--- Start of Data to use ---

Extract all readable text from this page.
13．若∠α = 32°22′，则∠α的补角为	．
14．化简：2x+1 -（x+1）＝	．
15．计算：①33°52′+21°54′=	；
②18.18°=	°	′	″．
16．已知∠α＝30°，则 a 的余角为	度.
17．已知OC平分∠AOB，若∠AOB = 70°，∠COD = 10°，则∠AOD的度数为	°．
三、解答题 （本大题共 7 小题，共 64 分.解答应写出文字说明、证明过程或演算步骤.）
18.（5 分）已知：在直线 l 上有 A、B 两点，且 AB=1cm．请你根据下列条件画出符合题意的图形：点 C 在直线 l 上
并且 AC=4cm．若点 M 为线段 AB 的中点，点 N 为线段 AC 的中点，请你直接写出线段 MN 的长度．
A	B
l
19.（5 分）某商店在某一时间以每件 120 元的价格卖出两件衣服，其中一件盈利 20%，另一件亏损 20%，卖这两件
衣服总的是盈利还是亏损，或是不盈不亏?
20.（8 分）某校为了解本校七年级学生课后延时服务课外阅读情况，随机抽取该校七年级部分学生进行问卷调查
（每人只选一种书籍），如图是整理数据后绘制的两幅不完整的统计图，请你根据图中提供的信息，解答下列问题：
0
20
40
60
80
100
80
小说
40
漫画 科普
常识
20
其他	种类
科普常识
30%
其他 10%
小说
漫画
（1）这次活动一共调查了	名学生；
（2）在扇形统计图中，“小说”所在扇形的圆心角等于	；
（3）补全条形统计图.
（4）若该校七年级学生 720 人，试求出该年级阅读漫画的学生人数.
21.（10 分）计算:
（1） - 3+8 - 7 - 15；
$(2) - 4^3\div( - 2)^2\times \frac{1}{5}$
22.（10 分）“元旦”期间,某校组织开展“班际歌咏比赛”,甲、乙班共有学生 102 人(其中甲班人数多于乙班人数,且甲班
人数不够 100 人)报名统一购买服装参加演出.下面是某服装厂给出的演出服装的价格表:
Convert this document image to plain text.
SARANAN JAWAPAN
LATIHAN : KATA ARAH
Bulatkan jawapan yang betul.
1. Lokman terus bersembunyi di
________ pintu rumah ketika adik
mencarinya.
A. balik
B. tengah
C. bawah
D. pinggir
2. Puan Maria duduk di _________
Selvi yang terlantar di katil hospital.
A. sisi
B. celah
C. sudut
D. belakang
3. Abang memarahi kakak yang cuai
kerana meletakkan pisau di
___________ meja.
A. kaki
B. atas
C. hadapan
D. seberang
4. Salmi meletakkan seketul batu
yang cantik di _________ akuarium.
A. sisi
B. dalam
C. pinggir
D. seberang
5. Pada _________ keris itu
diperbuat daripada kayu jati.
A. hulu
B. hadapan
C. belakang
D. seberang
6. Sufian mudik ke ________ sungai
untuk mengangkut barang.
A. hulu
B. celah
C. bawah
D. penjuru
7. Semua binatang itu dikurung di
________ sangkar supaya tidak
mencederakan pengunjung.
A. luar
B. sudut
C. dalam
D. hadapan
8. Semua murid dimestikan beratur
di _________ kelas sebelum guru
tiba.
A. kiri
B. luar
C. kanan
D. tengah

--- End of Data to use ---

The exercise:
Return all of the above records exactly, leaving no line out.

Answer for the task:
Extract all readable text from this page.
13．若∠α = 32°22′，则∠α的补角为	．
14．化简：2x+1 -（x+1）＝	．
15．计算：①33°52′+21°54′=	；
②18.18°=	°	′	″．
16．已知∠α＝30°，则 a 的余角为	度.
17．已知OC平分∠AOB，若∠AOB = 70°，∠COD = 10°，则∠AOD的度数为	°．
三、解答题 （本大题共 7 小题，共 64 分.解答应写出文字说明、证明过程或演算步骤.）
18.（5 分）已知：在直线 l 上有 A、B 两点，且 AB=1cm．请你根据下列条件画出符合题意的图形：点 C 在直线 l 上
并且 AC=4cm．若点 M 为线段 AB 的中点，点 N 为线段 AC 的中点，请你直接写出线段 MN 的长度．
A	B
l
19.（5 分）某商店在某一时间以每件 120 元的价格卖出两件衣服，其中一件盈利 20%，另一件亏损 20%，卖这两件
衣服总的是盈利还是亏损，或是不盈不亏?
20.（8 分）某校为了解本校七年级学生课后延时服务课外阅读情况，随机抽取该校七年级部分学生进行问卷调查
（每人只选一种书籍），如图是整理数据后绘制的两幅不完整的统计图，请你根据图中提供的信息，解答下列问题：
0
20
40
60
80
100
80
小说
40
漫画 科普
常识
20
其他	种类
科普常识
30%
其他 10%
小说
漫画
（1）这次活动一共调查了	名学生；
（2）在扇形统计图中，“小说”所在扇形的圆心角等于	；
（3）补全条形统计图.
（4）若该校七年级学生 720 人，试求出该年级阅读漫画的学生人数.
21.（10 分）计算:
（1） - 3+8 - 7 - 15；
$(2) - 4^3\div( - 2)^2\times \frac{1}{5}$
22.（10 分）“元旦”期间,某校组织开展“班际歌咏比赛”,甲、乙班共有学生 102 人(其中甲班人数多于乙班人数,且甲班
人数不够 100 人)报名统一购买服装参加演出.下面是某服装厂给出的演出服装的价格表:
Convert this document image to plain text.
SARANAN JAWAPAN
LATIHAN : KATA ARAH
Bulatkan jawapan yang betul.
1. Lokman terus bersembunyi di
________ pintu rumah ketika adik
mencarinya.
A. balik
B. tengah
C. bawah
D. pinggir
2. Puan Maria duduk di _________
Selvi yang terlantar di katil hospital.
A. sisi
B. celah
C. sudut
D. belakang
3. Abang memarahi kakak yang cuai
kerana meletakkan pisau di
___________ meja.
A. kaki
B. atas
C. hadapan
D. seberang
4. Salmi meletakkan seketul batu
yang cantik di _________ akuarium.
A. sisi
B. dalam
C. pinggir
D. seberang
5. Pada _________ keris itu
diperbuat daripada kayu jati.
A. hulu
B. hadapan
C. belakang
D. seberang
6. Sufian mudik ke ________ sungai
untuk mengangkut barang.
A. hulu
B. celah
C. bawah
D. penjuru
7. Semua binatang itu dikurung di
________ sangkar supaya tidak
mencederakan pengunjung.
A. luar
B. sudut
C. dalam
D. hadapan
8. Semua murid dimestikan beratur
di _________ kelas sebelum guru
tiba.
A. kiri
B. luar
C. kanan
D. tengah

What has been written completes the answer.